[Records]
+++++

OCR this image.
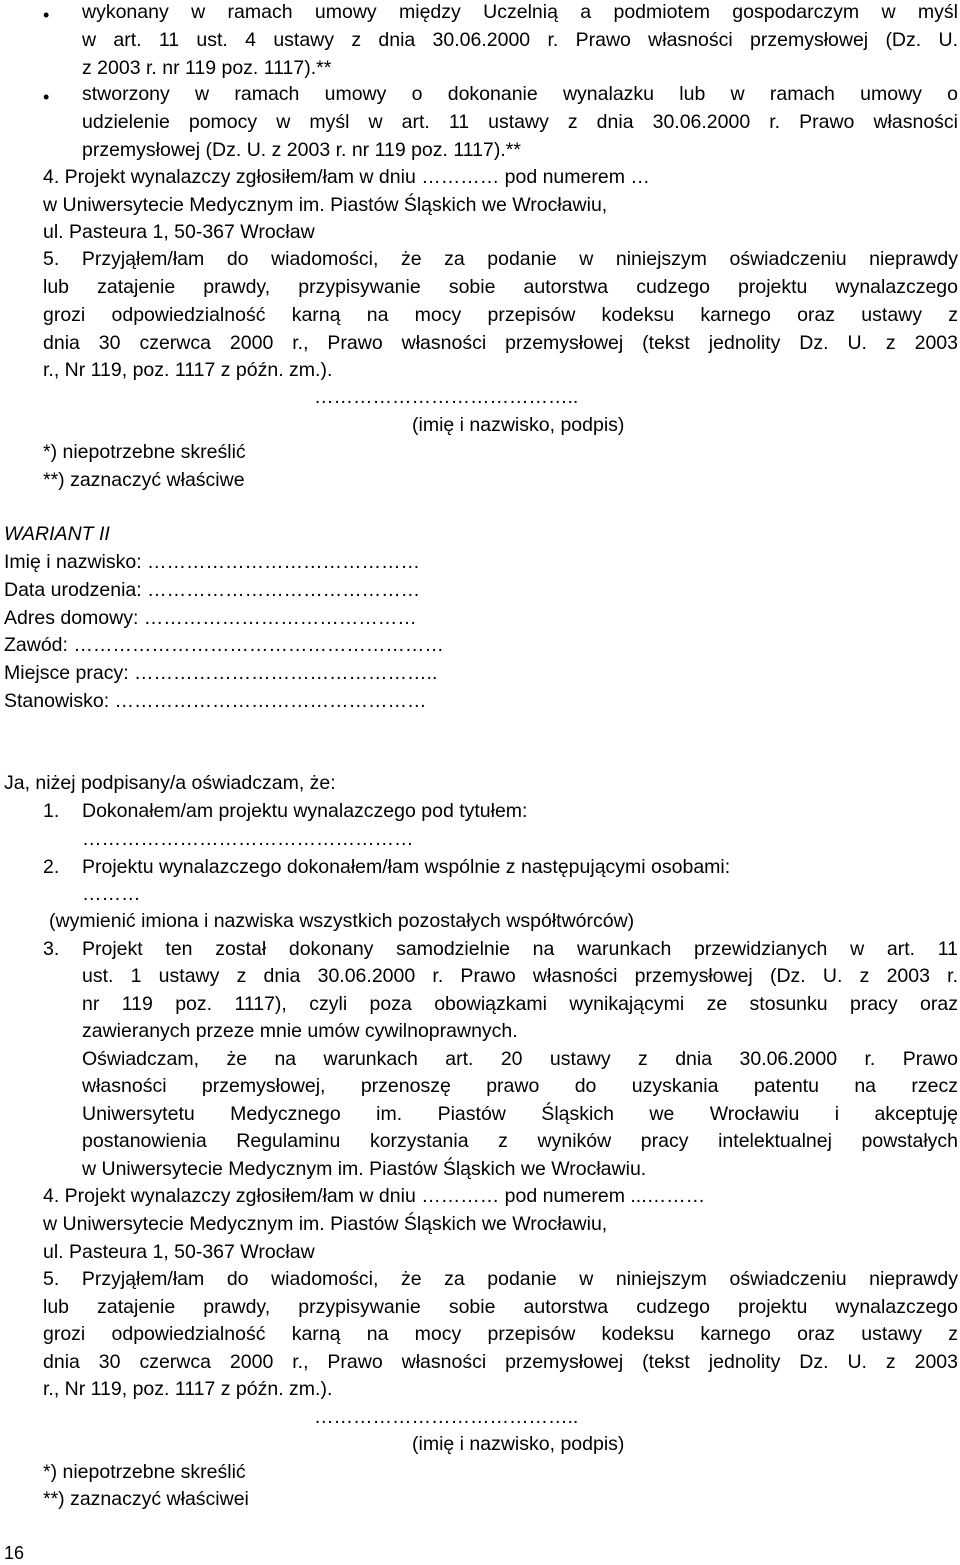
• wykonany w ramach umowy między Uczelnią a podmiotem gospodarczym w myśl
w art. 11 ust. 4 ustawy z dnia 30.06.2000 r. Prawo własności przemysłowej (Dz. U.
z 2003 r. nr 119 poz. 1117).**
• stworzony w ramach umowy o dokonanie wynalazku lub w ramach umowy o
udzielenie pomocy w myśl w art. 11 ustawy z dnia 30.06.2000 r. Prawo własności
przemysłowej (Dz. U. z 2003 r. nr 119 poz. 1117).**
4. Projekt wynalazczy zgłosiłem/łam w dniu ………… pod numerem …
w Uniwersytecie Medycznym im. Piastów Śląskich we Wrocławiu,
ul. Pasteura 1, 50-367 Wrocław
5. Przyjąłem/łam do wiadomości, że za podanie w niniejszym oświadczeniu nieprawdy
lub zatajenie prawdy, przypisywanie sobie autorstwa cudzego projektu wynalazczego
grozi odpowiedzialność karną na mocy przepisów kodeksu karnego oraz ustawy z
dnia 30 czerwca 2000 r., Prawo własności przemysłowej (tekst jednolity Dz. U. z 2003
r., Nr 119, poz. 1117 z późn. zm.).
…………………………………..
(imię i nazwisko, podpis)
*) niepotrzebne skreślić
**) zaznaczyć właściwe
WARIANT II
Imię i nazwisko: ……………………………………
Data urodzenia: ……………………………………
Adres domowy: ……………………………………
Zawód: …………………………………………………
Miejsce pracy: ………………………………………..
Stanowisko: …………………………………………
Ja, niżej podpisany/a oświadczam, że:
1. Dokonałem/am projektu wynalazczego pod tytułem:
……………………………………………
2. Projektu wynalazczego dokonałem/łam wspólnie z następującymi osobami:
………
(wymienić imiona i nazwiska wszystkich pozostałych współtwórców)
3. Projekt ten został dokonany samodzielnie na warunkach przewidzianych w art. 11
ust. 1 ustawy z dnia 30.06.2000 r. Prawo własności przemysłowej (Dz. U. z 2003 r.
nr 119 poz. 1117), czyli poza obowiązkami wynikającymi ze stosunku pracy oraz
zawieranych przeze mnie umów cywilnoprawnych.
Oświadczam, że na warunkach art. 20 ustawy z dnia 30.06.2000 r. Prawo
własności przemysłowej, przenoszę prawo do uzyskania patentu na rzecz
Uniwersytetu Medycznego im. Piastów Śląskich we Wrocławiu i akceptuję
postanowienia Regulaminu korzystania z wyników pracy intelektualnej powstałych
w Uniwersytecie Medycznym im. Piastów Śląskich we Wrocławiu.
4. Projekt wynalazczy zgłosiłem/łam w dniu ………… pod numerem ...………
w Uniwersytecie Medycznym im. Piastów Śląskich we Wrocławiu,
ul. Pasteura 1, 50-367 Wrocław
5. Przyjąłem/łam do wiadomości, że za podanie w niniejszym oświadczeniu nieprawdy
lub zatajenie prawdy, przypisywanie sobie autorstwa cudzego projektu wynalazczego
grozi odpowiedzialność karną na mocy przepisów kodeksu karnego oraz ustawy z
dnia 30 czerwca 2000 r., Prawo własności przemysłowej (tekst jednolity Dz. U. z 2003
r., Nr 119, poz. 1117 z późn. zm.).
…………………………………..
(imię i nazwisko, podpis)
*) niepotrzebne skreślić
**) zaznaczyć właściwei
16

+++++

▸ **Exercise objective**:
Copy out all lines from the material above that contain the string "wynalazczy".

▸ **Finished exercise**:
4. Projekt wynalazczy zgłosiłem/łam w dniu ………… pod numerem …
4. Projekt wynalazczy zgłosiłem/łam w dniu ………… pod numerem ...………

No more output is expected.